List each line of the data that holds the string "grid", please.

# start of Provided data

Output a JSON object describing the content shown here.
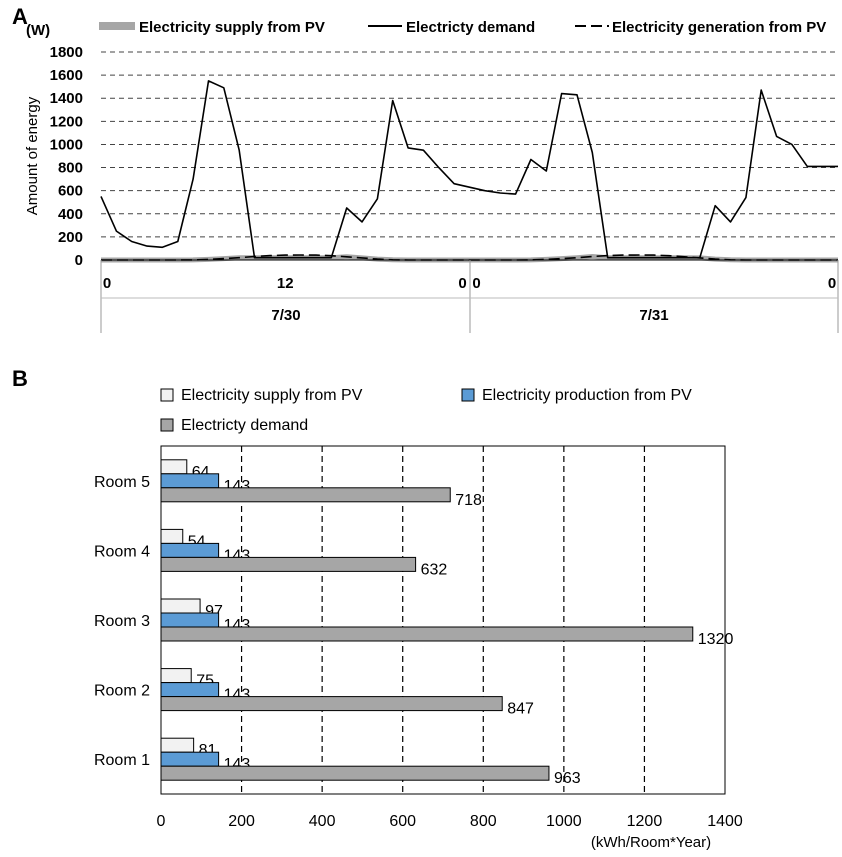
{
  "chart_data": [
    {
      "panel": "A",
      "type": "line",
      "unit": "(W)",
      "ylabel": "Amount of energy",
      "ylim": [
        0,
        1800
      ],
      "yticks": [
        0,
        200,
        400,
        600,
        800,
        1000,
        1200,
        1400,
        1600,
        1800
      ],
      "grid": "dashed horizontal",
      "legend_position": "top",
      "x_ticks": [
        {
          "hour": 0,
          "label": "0"
        },
        {
          "hour": 12,
          "label": "12"
        },
        {
          "hour": 24,
          "label": "0"
        },
        {
          "hour": 24,
          "label": "0"
        },
        {
          "hour": 48,
          "label": "0"
        }
      ],
      "date_labels": [
        {
          "hour": 12,
          "label": "7/30"
        },
        {
          "hour": 36,
          "label": "7/31"
        }
      ],
      "legend": [
        {
          "label": "Electricity supply from PV",
          "style": "thick-gray"
        },
        {
          "label": "Electricty demand",
          "style": "solid"
        },
        {
          "label": "Electricity generation from PV",
          "style": "dashed"
        }
      ],
      "series": [
        {
          "name": "Electricty demand",
          "color": "#000000",
          "x": [
            0,
            1,
            2,
            3,
            4,
            5,
            6,
            7,
            8,
            9,
            10,
            11,
            12,
            13,
            14,
            15,
            16,
            17,
            18,
            19,
            20,
            21,
            22,
            23,
            24,
            25,
            26,
            27,
            28,
            29,
            30,
            31,
            32,
            33,
            34,
            35,
            36,
            37,
            38,
            39,
            40,
            41,
            42,
            43,
            44,
            45,
            46,
            47,
            48
          ],
          "values": [
            550,
            250,
            160,
            120,
            110,
            160,
            700,
            1550,
            1490,
            950,
            20,
            20,
            20,
            20,
            20,
            20,
            450,
            330,
            530,
            1380,
            970,
            950,
            800,
            660,
            630,
            600,
            580,
            570,
            870,
            770,
            1440,
            1430,
            930,
            20,
            20,
            20,
            20,
            20,
            20,
            20,
            470,
            330,
            540,
            1470,
            1070,
            1000,
            810,
            810,
            810
          ]
        },
        {
          "name": "Electricity generation from PV",
          "color": "#000000",
          "x": [
            0,
            1,
            2,
            3,
            4,
            5,
            6,
            7,
            8,
            9,
            10,
            11,
            12,
            13,
            14,
            15,
            16,
            17,
            18,
            19,
            20,
            21,
            22,
            23,
            24,
            25,
            26,
            27,
            28,
            29,
            30,
            31,
            32,
            33,
            34,
            35,
            36,
            37,
            38,
            39,
            40,
            41,
            42,
            43,
            44,
            45,
            46,
            47,
            48
          ],
          "values": [
            0,
            0,
            0,
            0,
            0,
            0,
            1,
            5,
            12,
            20,
            30,
            38,
            42,
            43,
            42,
            37,
            28,
            18,
            8,
            2,
            0,
            0,
            0,
            0,
            0,
            0,
            0,
            0,
            1,
            5,
            12,
            20,
            30,
            38,
            42,
            43,
            42,
            37,
            28,
            18,
            8,
            2,
            0,
            0,
            0,
            0,
            0,
            0,
            0
          ]
        },
        {
          "name": "Electricity supply from PV",
          "color": "#a6a6a6",
          "x": [
            0,
            1,
            2,
            3,
            4,
            5,
            6,
            7,
            8,
            9,
            10,
            11,
            12,
            13,
            14,
            15,
            16,
            17,
            18,
            19,
            20,
            21,
            22,
            23,
            24,
            25,
            26,
            27,
            28,
            29,
            30,
            31,
            32,
            33,
            34,
            35,
            36,
            37,
            38,
            39,
            40,
            41,
            42,
            43,
            44,
            45,
            46,
            47,
            48
          ],
          "values": [
            0,
            0,
            0,
            0,
            0,
            0,
            1,
            5,
            12,
            20,
            20,
            20,
            20,
            20,
            20,
            20,
            28,
            18,
            8,
            2,
            0,
            0,
            0,
            0,
            0,
            0,
            0,
            0,
            1,
            5,
            12,
            20,
            30,
            20,
            20,
            20,
            20,
            20,
            20,
            18,
            8,
            2,
            0,
            0,
            0,
            0,
            0,
            0,
            0
          ]
        }
      ]
    },
    {
      "panel": "B",
      "type": "bar",
      "orientation": "horizontal",
      "categories": [
        "Room 5",
        "Room 4",
        "Room 3",
        "Room 2",
        "Room 1"
      ],
      "xlim": [
        0,
        1400
      ],
      "xticks": [
        0,
        200,
        400,
        600,
        800,
        1000,
        1200,
        1400
      ],
      "xlabel": "(kWh/Room*Year)",
      "grid": "dashed vertical",
      "legend_position": "top",
      "legend": [
        {
          "label": "Electricity supply from PV",
          "color": "#f2f2f2"
        },
        {
          "label": "Electricity production from PV",
          "color": "#5b9bd5"
        },
        {
          "label": "Electricty demand",
          "color": "#a6a6a6"
        }
      ],
      "series": [
        {
          "name": "Electricity supply from PV",
          "color": "#f2f2f2",
          "values": [
            64,
            54,
            97,
            75,
            81
          ]
        },
        {
          "name": "Electricity production from PV",
          "color": "#5b9bd5",
          "values": [
            143,
            143,
            143,
            143,
            143
          ]
        },
        {
          "name": "Electricty demand",
          "color": "#a6a6a6",
          "values": [
            718,
            632,
            1320,
            847,
            963
          ]
        }
      ]
    }
  ]
}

# end of Provided data

**Finished task**
      "grid": "dashed horizontal",
      "grid": "dashed vertical",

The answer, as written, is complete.